* TASK STATEMENT: Track down every line below that holds "this" and copy it.

* RECORDS SHOWN:
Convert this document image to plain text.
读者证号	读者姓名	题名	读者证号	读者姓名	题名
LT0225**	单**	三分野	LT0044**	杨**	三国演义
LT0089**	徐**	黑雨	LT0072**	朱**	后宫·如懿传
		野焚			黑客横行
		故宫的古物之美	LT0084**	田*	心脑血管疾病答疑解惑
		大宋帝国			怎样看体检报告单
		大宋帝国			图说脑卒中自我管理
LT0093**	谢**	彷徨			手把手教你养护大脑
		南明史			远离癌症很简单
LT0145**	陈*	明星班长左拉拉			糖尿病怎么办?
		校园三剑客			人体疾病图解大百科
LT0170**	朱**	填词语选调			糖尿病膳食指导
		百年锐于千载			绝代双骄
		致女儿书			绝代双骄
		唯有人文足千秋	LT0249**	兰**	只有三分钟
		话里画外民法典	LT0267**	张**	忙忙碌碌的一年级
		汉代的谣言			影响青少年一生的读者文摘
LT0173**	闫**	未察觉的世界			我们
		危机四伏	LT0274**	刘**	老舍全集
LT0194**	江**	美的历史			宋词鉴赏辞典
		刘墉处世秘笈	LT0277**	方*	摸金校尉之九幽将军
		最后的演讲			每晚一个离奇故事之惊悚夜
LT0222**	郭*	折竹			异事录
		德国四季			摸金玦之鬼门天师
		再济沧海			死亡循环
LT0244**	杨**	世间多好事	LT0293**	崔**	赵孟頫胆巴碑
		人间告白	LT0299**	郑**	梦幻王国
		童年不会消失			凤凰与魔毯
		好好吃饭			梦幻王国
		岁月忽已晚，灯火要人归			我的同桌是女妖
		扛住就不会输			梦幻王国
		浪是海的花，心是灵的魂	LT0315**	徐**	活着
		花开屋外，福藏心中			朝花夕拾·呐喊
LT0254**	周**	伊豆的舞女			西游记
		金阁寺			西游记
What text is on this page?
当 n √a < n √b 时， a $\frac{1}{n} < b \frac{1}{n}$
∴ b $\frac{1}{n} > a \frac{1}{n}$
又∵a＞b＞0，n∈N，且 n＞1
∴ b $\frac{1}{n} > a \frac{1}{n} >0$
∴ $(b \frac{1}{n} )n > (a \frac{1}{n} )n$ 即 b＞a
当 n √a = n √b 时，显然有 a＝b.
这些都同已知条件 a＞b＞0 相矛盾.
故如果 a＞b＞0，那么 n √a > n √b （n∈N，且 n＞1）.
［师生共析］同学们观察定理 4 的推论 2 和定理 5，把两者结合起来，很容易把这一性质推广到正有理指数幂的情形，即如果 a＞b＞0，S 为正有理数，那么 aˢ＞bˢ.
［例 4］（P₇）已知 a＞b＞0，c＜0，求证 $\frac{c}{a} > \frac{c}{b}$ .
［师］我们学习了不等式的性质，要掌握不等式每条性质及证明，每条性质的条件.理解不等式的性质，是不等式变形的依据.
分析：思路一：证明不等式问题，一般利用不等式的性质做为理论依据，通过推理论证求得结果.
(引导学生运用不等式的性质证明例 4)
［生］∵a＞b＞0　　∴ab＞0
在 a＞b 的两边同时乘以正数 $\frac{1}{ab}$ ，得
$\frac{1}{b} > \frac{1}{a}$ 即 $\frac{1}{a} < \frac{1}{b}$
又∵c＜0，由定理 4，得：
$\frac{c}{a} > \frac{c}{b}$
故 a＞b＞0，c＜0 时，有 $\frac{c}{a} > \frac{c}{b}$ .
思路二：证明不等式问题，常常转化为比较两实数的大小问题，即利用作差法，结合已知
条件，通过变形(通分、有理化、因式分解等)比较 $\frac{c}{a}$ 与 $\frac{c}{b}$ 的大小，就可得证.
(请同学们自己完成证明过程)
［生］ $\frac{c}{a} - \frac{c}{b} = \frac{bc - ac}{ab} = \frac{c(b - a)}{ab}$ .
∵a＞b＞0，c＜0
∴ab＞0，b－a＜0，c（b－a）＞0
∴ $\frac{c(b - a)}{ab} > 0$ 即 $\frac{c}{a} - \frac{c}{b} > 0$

* FULL OUTPUT:
Convert this document image to plain text.
What text is on this page?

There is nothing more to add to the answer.